• **INSTRUCTION**:
Copy each line in which the string "changes" occurs.
─── SUPPLIED MATERIAL
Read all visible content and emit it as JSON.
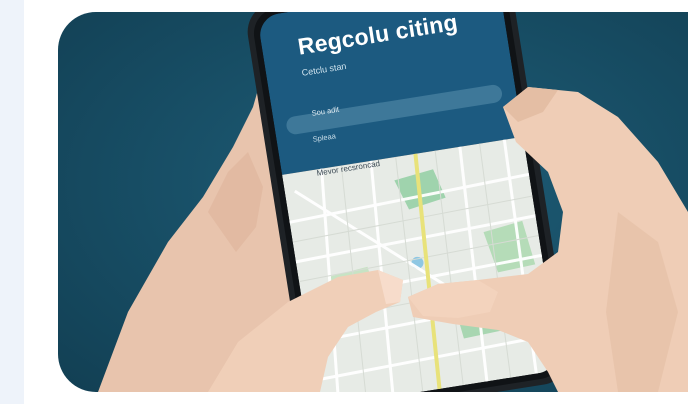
{
  "phone_screen": {
    "title": "Regcolu citing",
    "subtitle": "Cetclu stan",
    "field_value": "Sou adit",
    "field_label": "Spleaa",
    "map_label": "Mevor recsroncad"
  },
  "colors": {
    "card_background": "#174d64",
    "phone_header": "#1c5a80",
    "map_background": "#e7ebe6",
    "map_park": "#9fd3ad",
    "map_road_highlight": "#e8e27a"
  }
}
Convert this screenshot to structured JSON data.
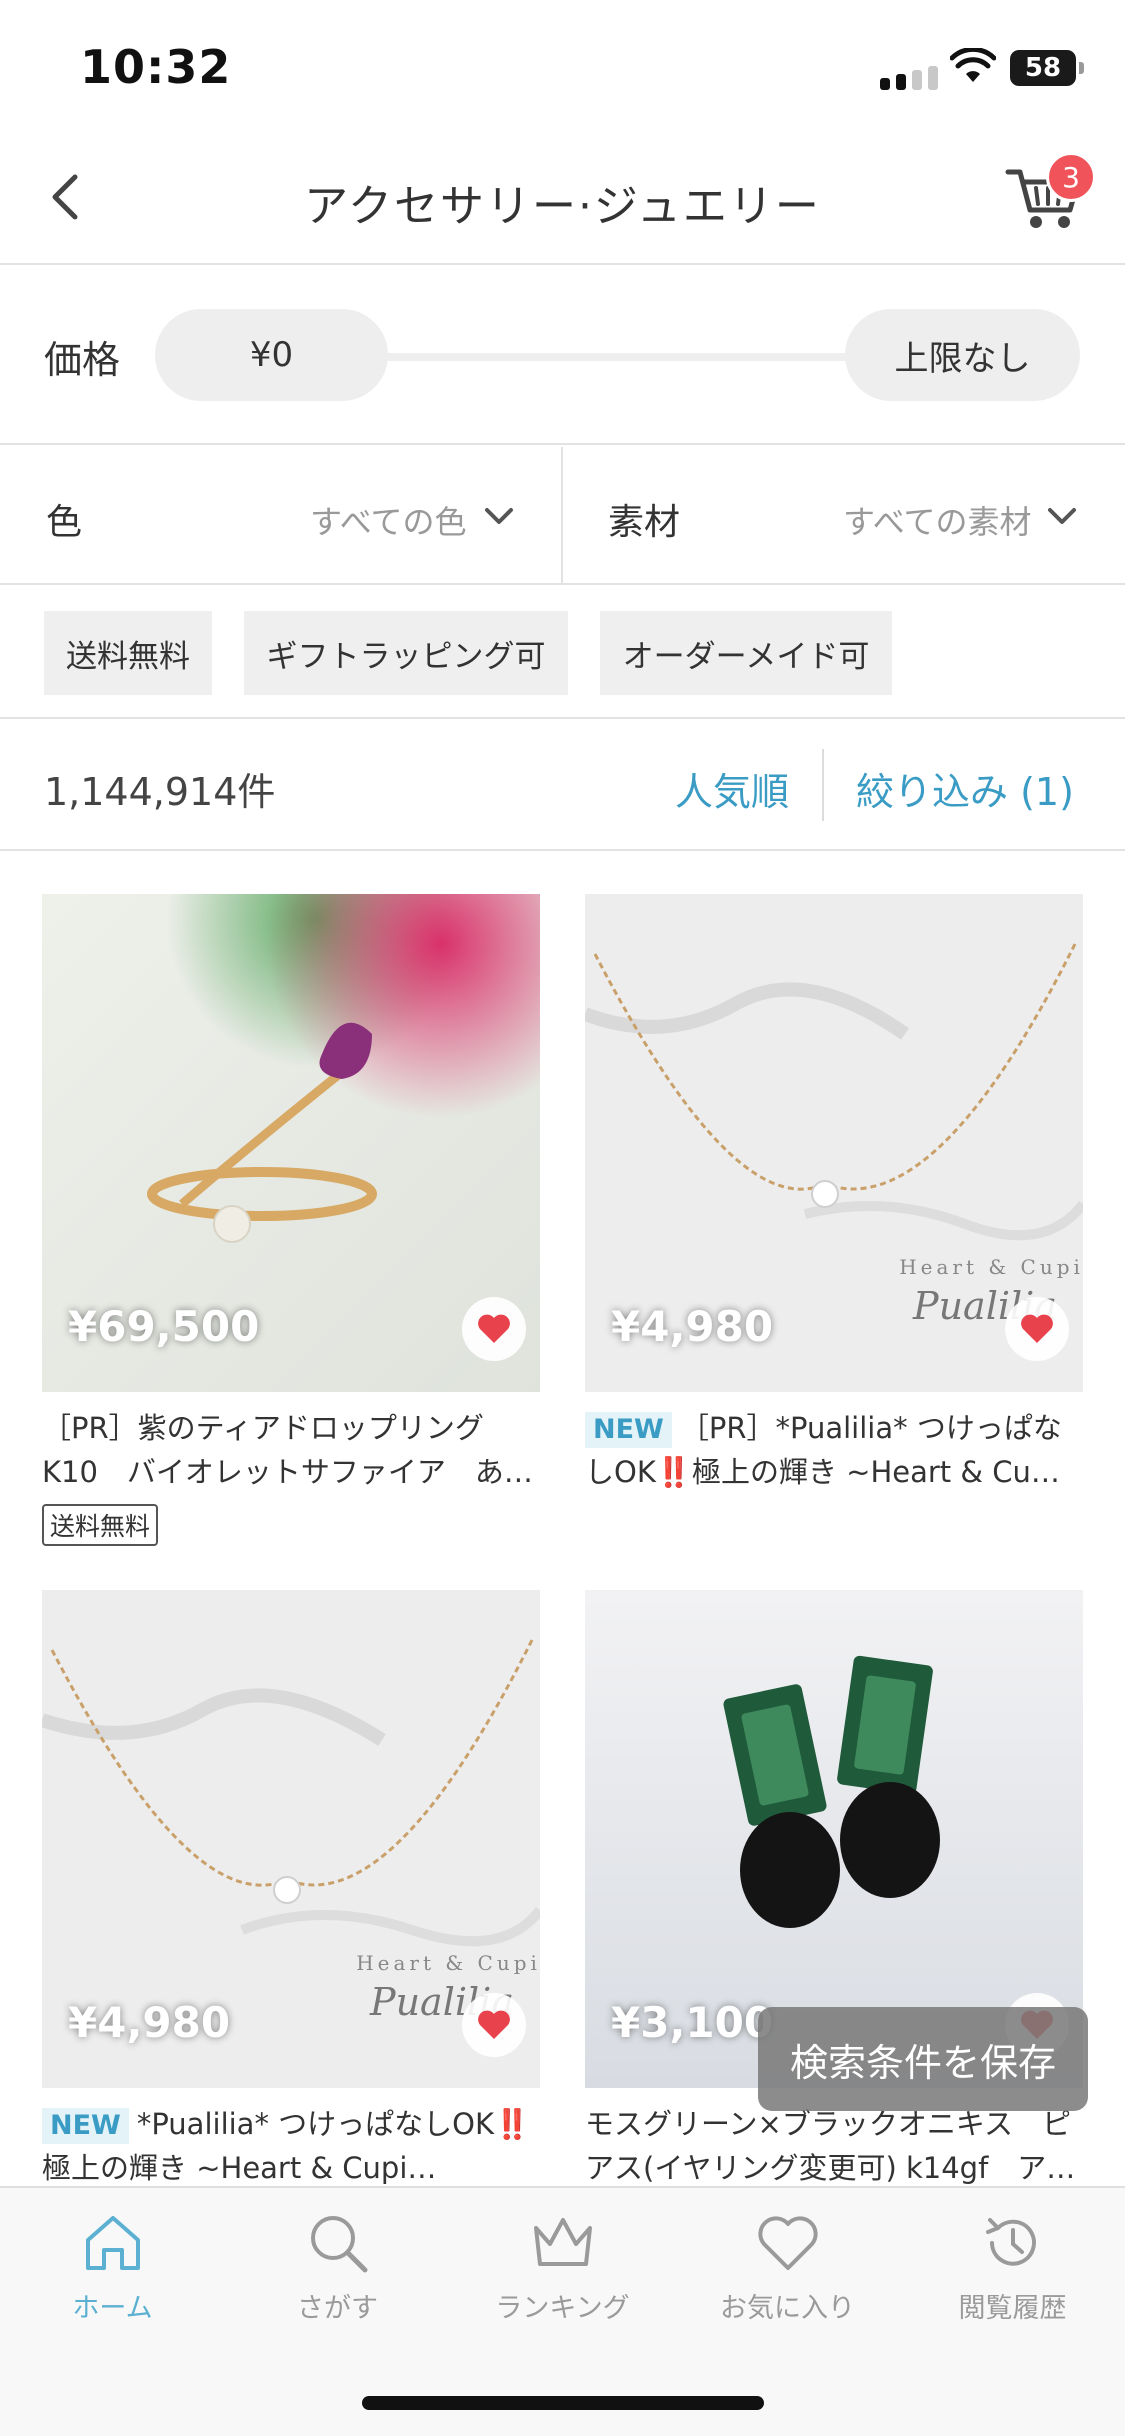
{
  "status": {
    "time": "10:32",
    "battery": "58"
  },
  "header": {
    "title": "アクセサリー·ジュエリー",
    "cart_count": "3"
  },
  "price_filter": {
    "label": "価格",
    "min": "¥0",
    "max": "上限なし"
  },
  "selects": {
    "color": {
      "label": "色",
      "value": "すべての色"
    },
    "material": {
      "label": "素材",
      "value": "すべての素材"
    }
  },
  "tags": [
    "送料無料",
    "ギフトラッピング可",
    "オーダーメイド可"
  ],
  "results": {
    "count": "1,144,914件",
    "sort": "人気順",
    "filter": "絞り込み (1)"
  },
  "products": [
    {
      "price": "¥69,500",
      "new": "",
      "name": "［PR］紫のティアドロップリング　K10　バイオレットサファイア　あ…",
      "badge": "送料無料",
      "fav": true
    },
    {
      "price": "¥4,980",
      "new": "NEW",
      "name": "［PR］*Pualilia* つけっぱなしOK‼️極上の輝き ~Heart & Cu…",
      "badge": "",
      "fav": true
    },
    {
      "price": "¥4,980",
      "new": "NEW",
      "name": "*Pualilia* つけっぱなしOK‼️極上の輝き ~Heart & Cupi…",
      "badge": "",
      "fav": true
    },
    {
      "price": "¥3,100",
      "new": "",
      "name": "モスグリーン×ブラックオニキス　ピアス(イヤリング変更可) k14gf　ア…",
      "badge": "",
      "fav": true
    }
  ],
  "image_text": {
    "brand_script": "Heart & Cupid",
    "brand_name": "Pualilia"
  },
  "toast": "検索条件を保存",
  "tabs": [
    {
      "label": "ホーム",
      "icon": "home-icon",
      "active": true
    },
    {
      "label": "さがす",
      "icon": "search-icon",
      "active": false
    },
    {
      "label": "ランキング",
      "icon": "crown-icon",
      "active": false
    },
    {
      "label": "お気に入り",
      "icon": "heart-icon",
      "active": false
    },
    {
      "label": "閲覧履歴",
      "icon": "history-icon",
      "active": false
    }
  ],
  "colors": {
    "accent": "#3a9cc4",
    "tab_active": "#5cb0d1",
    "badge": "#f0545a",
    "heart": "#e8424d"
  }
}
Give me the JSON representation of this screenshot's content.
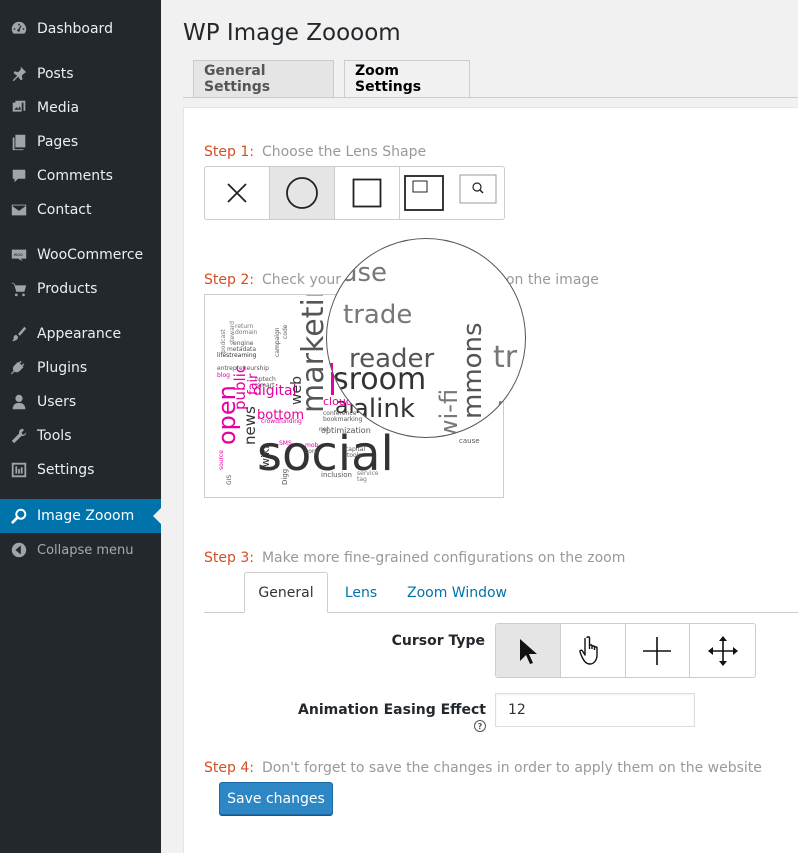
{
  "sidebar": {
    "items": [
      {
        "label": "Dashboard",
        "icon": "dashboard-icon"
      },
      {
        "label": "Posts",
        "icon": "pin-icon"
      },
      {
        "label": "Media",
        "icon": "media-icon"
      },
      {
        "label": "Pages",
        "icon": "pages-icon"
      },
      {
        "label": "Comments",
        "icon": "comment-icon"
      },
      {
        "label": "Contact",
        "icon": "envelope-icon"
      },
      {
        "label": "WooCommerce",
        "icon": "woo-icon"
      },
      {
        "label": "Products",
        "icon": "cart-icon"
      },
      {
        "label": "Appearance",
        "icon": "brush-icon"
      },
      {
        "label": "Plugins",
        "icon": "plug-icon"
      },
      {
        "label": "Users",
        "icon": "user-icon"
      },
      {
        "label": "Tools",
        "icon": "wrench-icon"
      },
      {
        "label": "Settings",
        "icon": "sliders-icon"
      },
      {
        "label": "Image Zooom",
        "icon": "magnifier-icon"
      }
    ],
    "collapse_label": "Collapse menu",
    "active_color": "#0073aa",
    "background": "#23282d"
  },
  "page": {
    "title": "WP Image Zoooom",
    "tabs": [
      {
        "label": "General Settings",
        "active": false
      },
      {
        "label": "Zoom Settings",
        "active": true
      }
    ]
  },
  "steps": {
    "step1": {
      "num": "Step 1:",
      "text": "Choose the Lens Shape"
    },
    "step2": {
      "num": "Step 2:",
      "text": "Check your configuration changes on the image"
    },
    "step3": {
      "num": "Step 3:",
      "text": "Make more fine-grained configurations on the zoom"
    },
    "step4": {
      "num": "Step 4:",
      "text": "Don't forget to save the changes in order to apply them on the website"
    }
  },
  "lens_shapes": [
    "none-icon",
    "circle-icon",
    "square-icon",
    "square-window-icon"
  ],
  "lens_shape_selected": 1,
  "demo": {
    "words": [
      "social",
      "marketing",
      "open",
      "newsroom",
      "alink",
      "trade",
      "reader",
      "commons",
      "wi-fi",
      "digital",
      "bottom",
      "public",
      "fair",
      "news",
      "web",
      "cloud",
      "wiki",
      "Digg",
      "optimization",
      "inclusion",
      "entrepreneurship",
      "lifestreaming",
      "engine",
      "metadata",
      "return",
      "domain",
      "podcast",
      "steward",
      "campaign",
      "code",
      "crowdfunding",
      "smart",
      "nptech",
      "service",
      "tag",
      "tools",
      "capital",
      "corp",
      "cause",
      "mob",
      "SMS",
      "conference",
      "bookmarking",
      "net",
      "blog",
      "source",
      "GIS"
    ],
    "lens_words": [
      "use",
      "trade",
      "reader",
      "sroom",
      "alink",
      "mmons",
      "wi-fi",
      "tr",
      "gs"
    ]
  },
  "subtabs": [
    "General",
    "Lens",
    "Zoom Window"
  ],
  "fields": {
    "cursor_type_label": "Cursor Type",
    "cursor_types": [
      "arrow-cursor-icon",
      "hand-cursor-icon",
      "crosshair-cursor-icon",
      "move-cursor-icon"
    ],
    "cursor_selected": 0,
    "easing_label": "Animation Easing Effect",
    "easing_help": "?",
    "easing_value": "12"
  },
  "save_label": "Save changes",
  "colors": {
    "step_accent": "#d54e21",
    "link": "#0073aa",
    "button_primary": "#2e87c5",
    "word_magenta": "#e6009e"
  }
}
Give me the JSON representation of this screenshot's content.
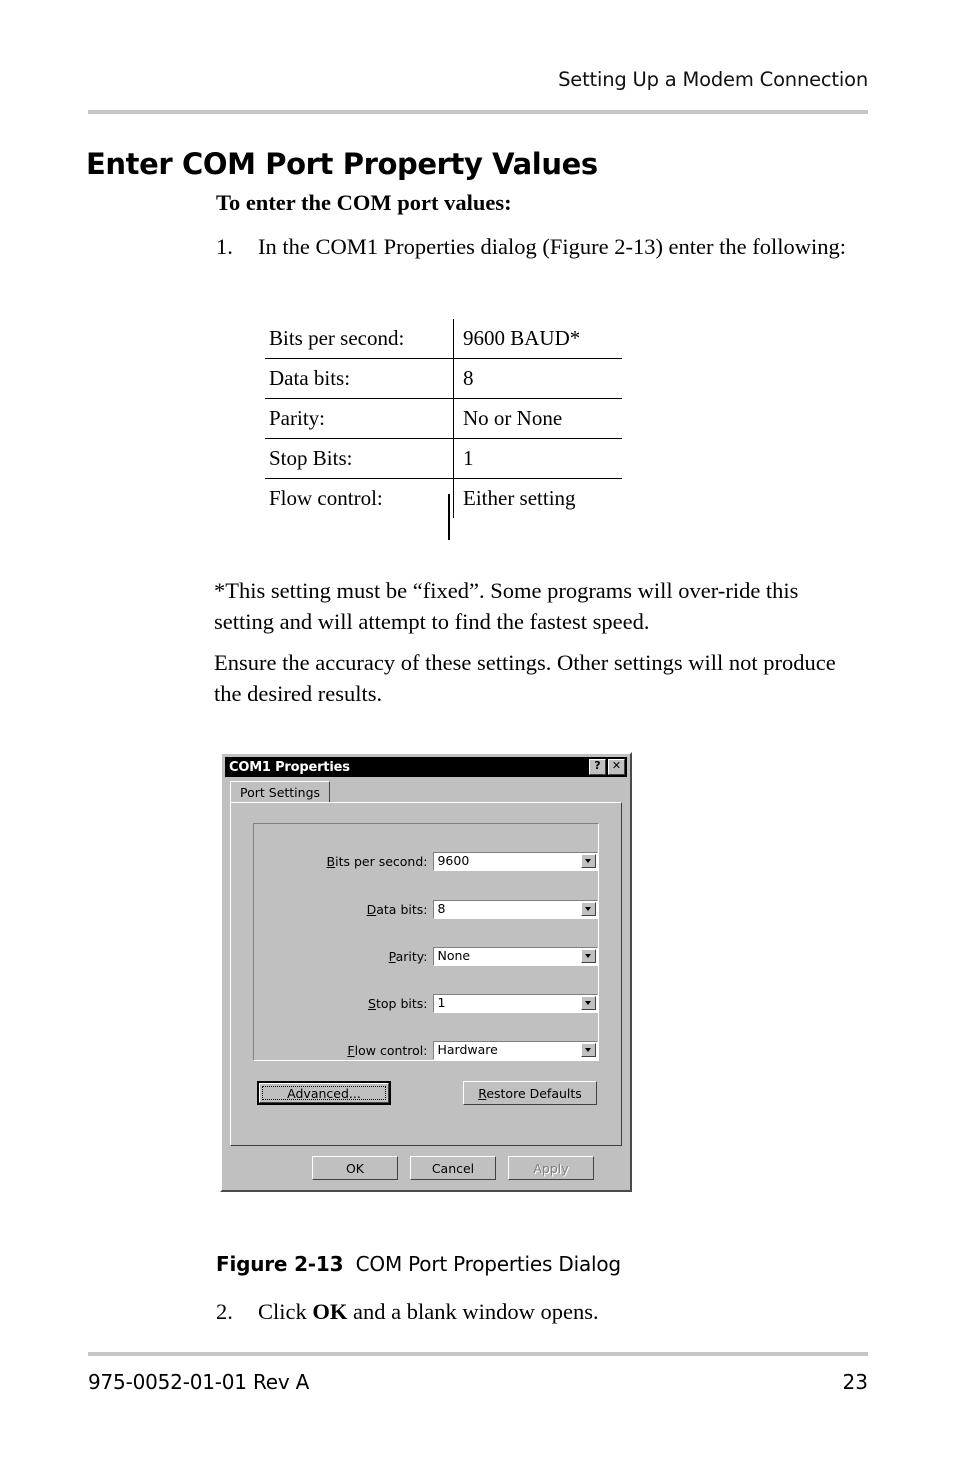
──────
• **EXERCISE RESPONSE**:
      "text": "Check your configuration changes on the image"
      "text": "Don't forget to save the changes in order to apply them on the website"
  "save_label": "Save changes",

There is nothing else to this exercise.